§ **Written request**: Can you find the lines of the listing that include "description" and copy every one?

§ **Records provided**:
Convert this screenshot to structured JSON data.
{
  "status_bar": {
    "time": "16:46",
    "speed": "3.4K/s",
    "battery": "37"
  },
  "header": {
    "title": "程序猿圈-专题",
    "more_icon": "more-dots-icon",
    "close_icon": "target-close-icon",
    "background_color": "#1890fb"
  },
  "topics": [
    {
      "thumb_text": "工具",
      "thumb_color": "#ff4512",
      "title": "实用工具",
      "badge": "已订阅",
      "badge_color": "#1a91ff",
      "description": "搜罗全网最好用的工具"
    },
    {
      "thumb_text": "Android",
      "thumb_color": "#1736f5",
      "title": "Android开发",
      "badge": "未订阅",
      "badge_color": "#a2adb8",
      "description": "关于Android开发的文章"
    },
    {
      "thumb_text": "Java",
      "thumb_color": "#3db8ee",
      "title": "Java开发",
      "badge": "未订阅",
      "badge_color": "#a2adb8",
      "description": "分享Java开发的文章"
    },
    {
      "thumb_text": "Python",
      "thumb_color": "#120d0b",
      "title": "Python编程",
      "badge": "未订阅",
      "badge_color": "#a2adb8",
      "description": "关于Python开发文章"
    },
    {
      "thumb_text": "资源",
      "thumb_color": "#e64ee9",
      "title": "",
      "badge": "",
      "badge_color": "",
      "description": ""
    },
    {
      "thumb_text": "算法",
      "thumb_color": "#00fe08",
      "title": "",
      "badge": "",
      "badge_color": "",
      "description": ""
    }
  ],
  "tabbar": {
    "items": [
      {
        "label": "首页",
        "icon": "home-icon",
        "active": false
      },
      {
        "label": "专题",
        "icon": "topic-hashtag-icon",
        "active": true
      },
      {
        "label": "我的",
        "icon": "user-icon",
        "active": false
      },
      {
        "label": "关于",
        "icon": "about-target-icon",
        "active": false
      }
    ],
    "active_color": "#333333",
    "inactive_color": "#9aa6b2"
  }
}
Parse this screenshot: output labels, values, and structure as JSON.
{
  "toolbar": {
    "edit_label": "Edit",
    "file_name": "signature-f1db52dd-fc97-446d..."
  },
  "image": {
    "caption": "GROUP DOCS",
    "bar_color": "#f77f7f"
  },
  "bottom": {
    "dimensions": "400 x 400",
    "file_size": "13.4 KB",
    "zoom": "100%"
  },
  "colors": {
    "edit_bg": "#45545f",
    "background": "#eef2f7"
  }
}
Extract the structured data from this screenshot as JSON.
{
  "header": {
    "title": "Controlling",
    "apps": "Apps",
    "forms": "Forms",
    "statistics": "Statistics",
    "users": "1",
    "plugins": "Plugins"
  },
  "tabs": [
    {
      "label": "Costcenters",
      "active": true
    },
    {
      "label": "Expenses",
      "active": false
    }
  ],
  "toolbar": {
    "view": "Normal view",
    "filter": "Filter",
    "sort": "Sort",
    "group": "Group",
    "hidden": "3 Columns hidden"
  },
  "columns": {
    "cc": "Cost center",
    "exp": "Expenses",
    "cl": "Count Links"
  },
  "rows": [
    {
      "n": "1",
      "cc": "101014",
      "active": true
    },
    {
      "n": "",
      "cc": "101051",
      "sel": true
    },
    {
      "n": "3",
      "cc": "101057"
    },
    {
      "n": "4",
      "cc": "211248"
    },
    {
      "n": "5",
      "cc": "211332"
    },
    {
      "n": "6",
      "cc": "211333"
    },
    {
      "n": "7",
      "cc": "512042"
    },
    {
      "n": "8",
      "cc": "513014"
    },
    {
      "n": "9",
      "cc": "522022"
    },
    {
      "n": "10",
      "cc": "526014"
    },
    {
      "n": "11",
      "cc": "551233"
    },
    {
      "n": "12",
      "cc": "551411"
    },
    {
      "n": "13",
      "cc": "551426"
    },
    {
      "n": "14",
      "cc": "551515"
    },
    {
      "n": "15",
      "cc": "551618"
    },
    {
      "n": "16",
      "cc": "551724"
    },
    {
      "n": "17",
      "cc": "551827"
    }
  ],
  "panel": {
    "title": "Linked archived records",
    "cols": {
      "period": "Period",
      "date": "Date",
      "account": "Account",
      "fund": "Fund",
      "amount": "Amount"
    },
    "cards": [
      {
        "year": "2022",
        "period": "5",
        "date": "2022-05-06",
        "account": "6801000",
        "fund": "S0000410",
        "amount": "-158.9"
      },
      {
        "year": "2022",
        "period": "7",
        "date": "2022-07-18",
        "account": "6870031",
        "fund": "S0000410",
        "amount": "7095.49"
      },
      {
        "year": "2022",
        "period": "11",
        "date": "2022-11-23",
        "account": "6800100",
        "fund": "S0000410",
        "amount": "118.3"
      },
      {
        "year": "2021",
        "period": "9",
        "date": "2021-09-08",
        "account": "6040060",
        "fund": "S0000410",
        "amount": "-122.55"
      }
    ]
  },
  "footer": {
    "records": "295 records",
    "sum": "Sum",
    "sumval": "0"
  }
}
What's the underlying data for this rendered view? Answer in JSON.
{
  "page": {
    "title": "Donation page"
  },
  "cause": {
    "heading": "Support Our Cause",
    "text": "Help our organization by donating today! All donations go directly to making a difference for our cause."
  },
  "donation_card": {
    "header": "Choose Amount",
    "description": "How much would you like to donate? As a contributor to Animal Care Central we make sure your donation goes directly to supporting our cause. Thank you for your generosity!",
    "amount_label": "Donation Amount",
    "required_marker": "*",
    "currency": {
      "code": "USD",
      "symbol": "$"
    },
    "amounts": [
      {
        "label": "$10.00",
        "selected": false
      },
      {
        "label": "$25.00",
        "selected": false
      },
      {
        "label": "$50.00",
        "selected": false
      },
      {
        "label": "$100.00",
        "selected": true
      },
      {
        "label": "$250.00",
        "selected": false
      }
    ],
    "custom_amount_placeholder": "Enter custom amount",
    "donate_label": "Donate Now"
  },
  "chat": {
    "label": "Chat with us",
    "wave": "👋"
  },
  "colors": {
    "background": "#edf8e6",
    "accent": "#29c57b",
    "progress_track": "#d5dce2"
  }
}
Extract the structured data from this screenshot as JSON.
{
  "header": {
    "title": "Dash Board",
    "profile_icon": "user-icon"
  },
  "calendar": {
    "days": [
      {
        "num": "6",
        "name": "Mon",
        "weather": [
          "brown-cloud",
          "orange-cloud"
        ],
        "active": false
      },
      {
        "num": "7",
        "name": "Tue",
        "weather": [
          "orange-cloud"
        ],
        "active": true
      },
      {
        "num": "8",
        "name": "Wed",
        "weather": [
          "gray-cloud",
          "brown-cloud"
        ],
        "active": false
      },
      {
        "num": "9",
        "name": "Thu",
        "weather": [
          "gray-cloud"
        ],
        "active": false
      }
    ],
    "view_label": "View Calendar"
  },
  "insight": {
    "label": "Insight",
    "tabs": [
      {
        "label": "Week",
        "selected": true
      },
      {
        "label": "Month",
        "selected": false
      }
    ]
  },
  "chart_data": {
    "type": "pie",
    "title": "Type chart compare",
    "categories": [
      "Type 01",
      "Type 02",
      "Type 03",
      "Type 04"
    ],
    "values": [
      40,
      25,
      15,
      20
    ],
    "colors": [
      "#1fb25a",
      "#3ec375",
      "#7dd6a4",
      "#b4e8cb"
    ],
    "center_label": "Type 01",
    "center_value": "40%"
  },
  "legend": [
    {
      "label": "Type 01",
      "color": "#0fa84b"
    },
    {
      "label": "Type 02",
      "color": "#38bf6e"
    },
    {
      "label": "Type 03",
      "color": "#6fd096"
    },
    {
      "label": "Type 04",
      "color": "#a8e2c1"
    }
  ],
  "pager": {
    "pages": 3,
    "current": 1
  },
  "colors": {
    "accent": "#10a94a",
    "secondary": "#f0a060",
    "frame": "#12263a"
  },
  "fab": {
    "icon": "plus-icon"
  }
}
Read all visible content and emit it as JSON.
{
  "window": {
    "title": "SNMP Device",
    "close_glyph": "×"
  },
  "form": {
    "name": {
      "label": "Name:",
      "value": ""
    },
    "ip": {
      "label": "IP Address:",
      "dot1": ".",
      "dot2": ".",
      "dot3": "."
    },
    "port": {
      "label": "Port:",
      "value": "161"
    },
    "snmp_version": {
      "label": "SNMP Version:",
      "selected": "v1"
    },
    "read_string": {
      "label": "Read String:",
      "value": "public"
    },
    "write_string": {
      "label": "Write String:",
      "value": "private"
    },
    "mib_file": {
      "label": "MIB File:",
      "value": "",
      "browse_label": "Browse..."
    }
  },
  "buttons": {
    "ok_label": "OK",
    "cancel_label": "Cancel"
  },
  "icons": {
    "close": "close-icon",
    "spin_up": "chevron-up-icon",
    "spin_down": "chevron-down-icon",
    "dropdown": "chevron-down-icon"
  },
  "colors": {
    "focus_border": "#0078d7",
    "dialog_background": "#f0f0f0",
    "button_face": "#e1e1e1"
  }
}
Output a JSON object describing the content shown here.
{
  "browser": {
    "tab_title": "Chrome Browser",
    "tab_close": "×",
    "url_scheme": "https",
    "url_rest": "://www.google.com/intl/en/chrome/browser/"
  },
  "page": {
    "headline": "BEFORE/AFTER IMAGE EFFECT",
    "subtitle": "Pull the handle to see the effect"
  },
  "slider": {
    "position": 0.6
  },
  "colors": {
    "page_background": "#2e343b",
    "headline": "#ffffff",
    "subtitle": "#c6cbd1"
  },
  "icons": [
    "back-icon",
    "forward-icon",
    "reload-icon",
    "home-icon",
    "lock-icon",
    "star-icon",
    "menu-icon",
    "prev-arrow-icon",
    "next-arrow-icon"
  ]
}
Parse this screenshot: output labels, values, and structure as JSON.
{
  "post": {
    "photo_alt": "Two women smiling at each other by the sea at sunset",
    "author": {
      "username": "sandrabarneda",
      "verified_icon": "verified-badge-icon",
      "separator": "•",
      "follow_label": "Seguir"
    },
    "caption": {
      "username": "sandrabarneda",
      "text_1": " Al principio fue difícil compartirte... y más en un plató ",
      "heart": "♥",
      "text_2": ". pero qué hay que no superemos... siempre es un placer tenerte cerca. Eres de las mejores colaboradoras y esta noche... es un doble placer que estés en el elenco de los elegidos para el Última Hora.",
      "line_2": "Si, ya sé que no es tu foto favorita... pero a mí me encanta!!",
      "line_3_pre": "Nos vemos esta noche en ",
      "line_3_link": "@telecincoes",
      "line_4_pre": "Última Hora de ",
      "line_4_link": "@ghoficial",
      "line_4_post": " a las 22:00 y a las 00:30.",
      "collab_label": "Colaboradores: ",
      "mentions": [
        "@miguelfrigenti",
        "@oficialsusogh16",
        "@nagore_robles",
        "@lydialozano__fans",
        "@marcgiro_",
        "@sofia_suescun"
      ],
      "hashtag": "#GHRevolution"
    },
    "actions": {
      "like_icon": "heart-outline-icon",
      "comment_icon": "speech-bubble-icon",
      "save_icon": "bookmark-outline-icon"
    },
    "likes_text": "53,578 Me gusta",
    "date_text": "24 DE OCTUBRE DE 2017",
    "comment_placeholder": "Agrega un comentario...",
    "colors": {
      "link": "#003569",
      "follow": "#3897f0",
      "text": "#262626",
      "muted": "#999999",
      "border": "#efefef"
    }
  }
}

§ **Output of the exercise**:
      "description": "搜罗全网最好用的工具"
      "description": "关于Android开发的文章"
      "description": "分享Java开发的文章"
      "description": "关于Python开发文章"
      "description": ""
      "description": ""
    "description": "How much would you like to donate? As a contributor to Animal Care Central we make sure your donation goes directly to supporting our cause. Thank you for your generosity!",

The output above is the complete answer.